There you go!! Fun read, hopefully there is more to come!!


----------



## Steven L. Hawk (Jul 10, 2010)

Groggy1 said:


> There you go!! Fun read, hopefully there is more to come!!


Thanks for the nice review! I wish I had the revised version up before you read it. I think the few additions (literally less than 200 words) really improve it.

Steve


----------



## Steven L. Hawk (Jul 10, 2010)

Received my first *5-star* review today. Very exciting! Today is also the best single sales day I've had so far. Here are my Amazon Bestsellers Rankings as of this morning:

* #916* Paid in Kindle Store

* #13* in Kindle Store > Kindle Books > Science Fiction > Adventure

* #7* in Books > Literature & Fiction > Genre Fiction > Men's Adventure

* #3* in Kindle Store > Kindle Books > Fiction > Genre Fiction > Men's Adventure

My previous best was #33 in the last category. Exciting stuff for a author!

Thanks,
Steve


----------



## Debra L Martin (Apr 8, 2010)

Congratulations Steve!  That's awesome.

Deb


----------



## Groggy1 (Jun 21, 2010)

Youngest son (13) said... "Tell the dude to start writing, he's got a


Spoiler



shitload


 more to do...


----------



## Steven L. Hawk (Jul 10, 2010)

Groggy1 said:


> Youngest son (13) said... "Tell the dude to start writing, he's got a
> 
> 
> Spoiler
> ...


OMG, that is funny. That's the best review ever!

Tell your son, I will get right on it.


----------



## Edward C. Patterson (Mar 28, 2009)

Today's featured author at the Indie Spotlight is

Wednesday: Steven L. Hawk - Peace Warrior

http://www.theindiespotlight.com

Come up and read and leave a comment.

Edward C. Patterson
& Gregory B. Banks


----------



## Steven L. Hawk (Jul 10, 2010)

_Peace Warrior_ is today's feature on The Frugal Kindle blog spot. Kinda cool! Link: http://thefrugalkindle.blogspot.com/


----------



## ljloula (Dec 16, 2008)

Looks like a good read ~ just purchased to take with me on vacation.


----------



## intinst (Dec 23, 2008)

ljloula said:


> Looks like a good read ~ just purchased to take with me on vacation.


It is a good read, I'll bet you enjoy it!


----------



## Steven L. Hawk (Jul 10, 2010)

Thanks for the nice words, intinst! 

Laurie, I hope you enjoy it.  Have a great vacation.  Hopefully, you're going someplace fantastic... or staying home for some needed down time.  I love both of those options...


----------



## JoeMitchell (Jun 6, 2010)

Congrats on your book's continued success, Steven!

____

**Stated goal 1:** How old is Groggy1's youngest son, according to the Peace Warrior forum thread?
**Stated goal 2:** Transcribe the Peace Warrior forum thread between "Thanks for the nice words, intinst!" and "continued success, Steven!", inclusive.
**Stated goal 3:** How would you pick up the Peace Warrior forum thread after its last post?
The material after the Peace Warrior forum thread comes from a different source.

**Source material:**
____

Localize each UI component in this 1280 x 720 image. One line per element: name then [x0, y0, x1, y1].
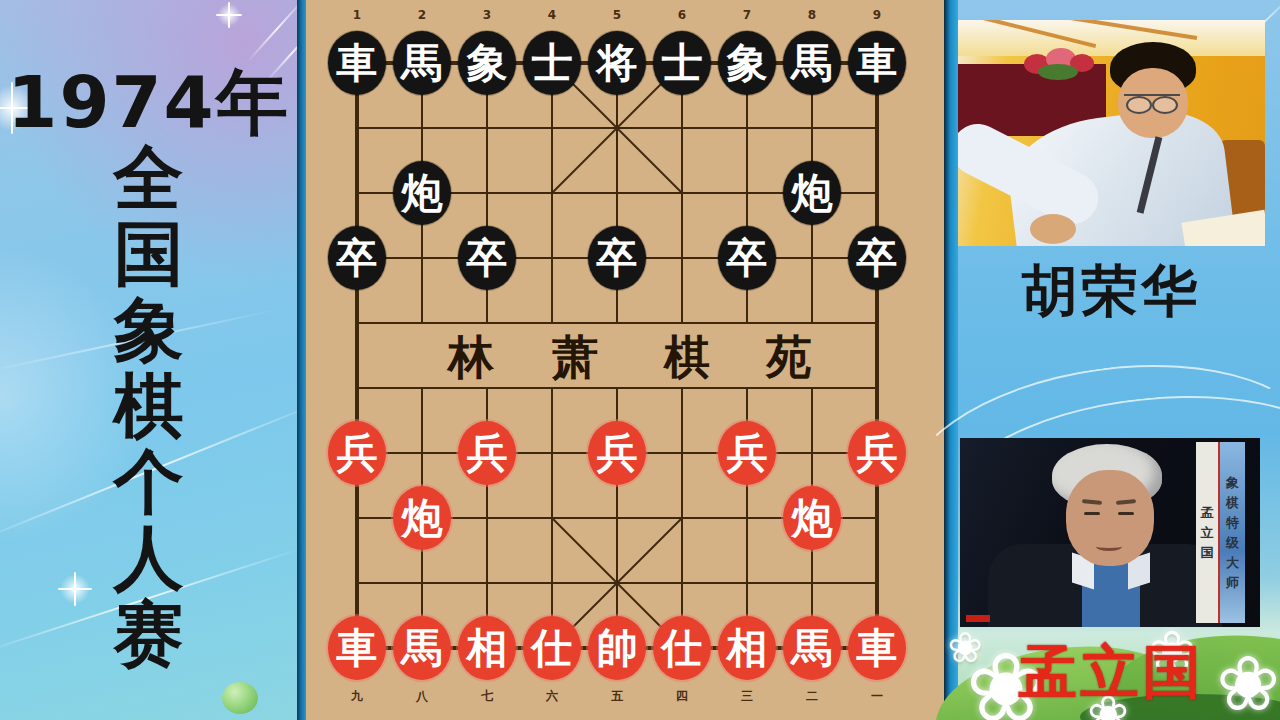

____

**Task response 1:** 13

**Task response 2:**
Thanks for the nice words, intinst! 

Laurie, I hope you enjoy it.  Have a great vacation.  Hopefully, you're going someplace fantastic... or staying home for some needed down time.  I love both of those options...


----------



## JoeMitchell (Jun 6, 2010)

Congrats on your book's continued success, Steven!

**Task response 3:**
I had some trouble finding the articles you posted, since they'd fallen off the front page of both sites, so here are some direct links to those articles:

Peace Warrior featured on The Indie spotlight:
http://www.theindiespotlight.com/?p=2609

Peace Warrior featured on The Frugal Kindle:
http://thefrugalkindle.blogspot.com/2010/09/peace-warrior-steven-l-hawk-299.html

You can go back and edit the earlier posts with these new links, to make it easier for people to find the articles without searching.


----------



## Steven L. Hawk (Jul 10, 2010)

Thanks for the assist, Joe.  I should have done that on my own!

I fixed the link for the Frugal Kindle.  The other was posted by Ed.  But since you've got it in your post, I should be good to go.

Take care,
S.


----------



## Steven L. Hawk (Jul 10, 2010)

*Peace Warrior* just received another 5-star review today. That make 7 reviews in total: 2 five-star, 4 four-star and 1 three-star.

It's also having a good day in the rankings. Here are rankings and categories as of just a few moment ago:

#13 in Kindle Store > Kindle eBooks > Fiction > Genre Fiction > Men's Adventure
#18 in Books > Literature & Fiction > Genre Fiction > Men's Adventure
#29 in Kindle Store > Kindle eBooks > Science Fiction > Adventure

Thanks to all who have bought the book. I hope you have enjoyed it!

Steve


----------



## Steven L. Hawk (Jul 10, 2010)

I received a very nice email from a reader yesterday -- said he enjoyed the book and wanted to know if a sequel was in the works.  I replied, telling him I was currently in process of a follow up.  I also asked if he would mind posting a review on Amazon.  Well, he promptly posted a very nice review -- my third 5-star.  

I have to say that, for an author, this is what makes it all worthwhile.


----------



## Steven L. Hawk (Jul 10, 2010)

Peace Warrior just received another 5-star review.  Total count:  

5-star - 5
4-star - 4
3-star - 1
2-star - 0
1-star - 0

Thanks to everyone who has read the book!  Happy Holidays!

Steve


----------



## Steven L. Hawk (Jul 10, 2010)

A few milestones to mention:

_Peace Warrior_ in the *Indie eBook Hall of Fame*: https://sites.google.com/site/indiehof/sff

My first *5-star review on Barnes & Noble*: http://search.barnesandnoble.com/books/product.aspx?ean=2940011848155#TABS

My first *1-star review on Amazon*: http://www.amazon.com/Peace-Warrior-ebook/product-reviews/B003UHVYQE/ref=cm_cr_dp_hist_1?ie=UTF8&showViewpoints=0&filterBy=addOneStar

I could have done without that last one!


----------



## JLGentry (Nov 19, 2009)

Steve, I just bought the book for my Kindle.  It is funny how this forum can lead you on a route of discovery and it was through one of your comments in another thread that led me to your book.  I'm looking forward to a good read and hope to contribute a good review when I'm done.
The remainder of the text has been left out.